■ **Do this**: Comb the records below for the string "title" and copy each line where it turns up.

───── Source material ─────

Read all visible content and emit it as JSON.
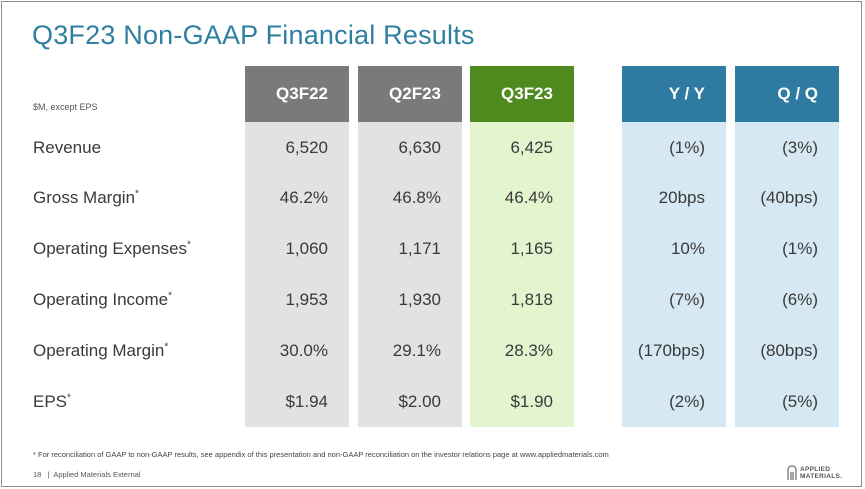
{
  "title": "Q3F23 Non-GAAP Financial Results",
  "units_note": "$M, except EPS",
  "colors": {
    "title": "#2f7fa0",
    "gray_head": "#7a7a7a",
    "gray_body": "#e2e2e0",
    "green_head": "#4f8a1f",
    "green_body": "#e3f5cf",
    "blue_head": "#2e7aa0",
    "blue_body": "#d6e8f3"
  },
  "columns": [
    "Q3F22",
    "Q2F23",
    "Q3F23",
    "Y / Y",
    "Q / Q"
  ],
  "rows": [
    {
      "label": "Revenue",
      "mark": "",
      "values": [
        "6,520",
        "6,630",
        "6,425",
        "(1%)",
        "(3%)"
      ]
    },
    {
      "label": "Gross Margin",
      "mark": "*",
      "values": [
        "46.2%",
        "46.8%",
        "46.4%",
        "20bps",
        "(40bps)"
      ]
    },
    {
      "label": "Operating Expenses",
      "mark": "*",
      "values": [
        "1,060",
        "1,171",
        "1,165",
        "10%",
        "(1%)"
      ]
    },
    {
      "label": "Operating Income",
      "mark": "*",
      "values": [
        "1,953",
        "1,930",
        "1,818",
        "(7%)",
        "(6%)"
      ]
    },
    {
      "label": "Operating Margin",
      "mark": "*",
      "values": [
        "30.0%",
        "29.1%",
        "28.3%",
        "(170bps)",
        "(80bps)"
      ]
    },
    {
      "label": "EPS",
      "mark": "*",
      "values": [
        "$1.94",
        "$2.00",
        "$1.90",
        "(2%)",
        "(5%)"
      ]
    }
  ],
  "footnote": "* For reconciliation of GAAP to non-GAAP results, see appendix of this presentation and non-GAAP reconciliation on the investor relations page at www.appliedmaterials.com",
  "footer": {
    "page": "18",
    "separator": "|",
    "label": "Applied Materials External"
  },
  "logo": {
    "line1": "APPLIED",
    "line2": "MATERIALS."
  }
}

─────

■ **Exercise answer**:
  "title": "Q3F23 Non-GAAP Financial Results",
    "title": "#2f7fa0",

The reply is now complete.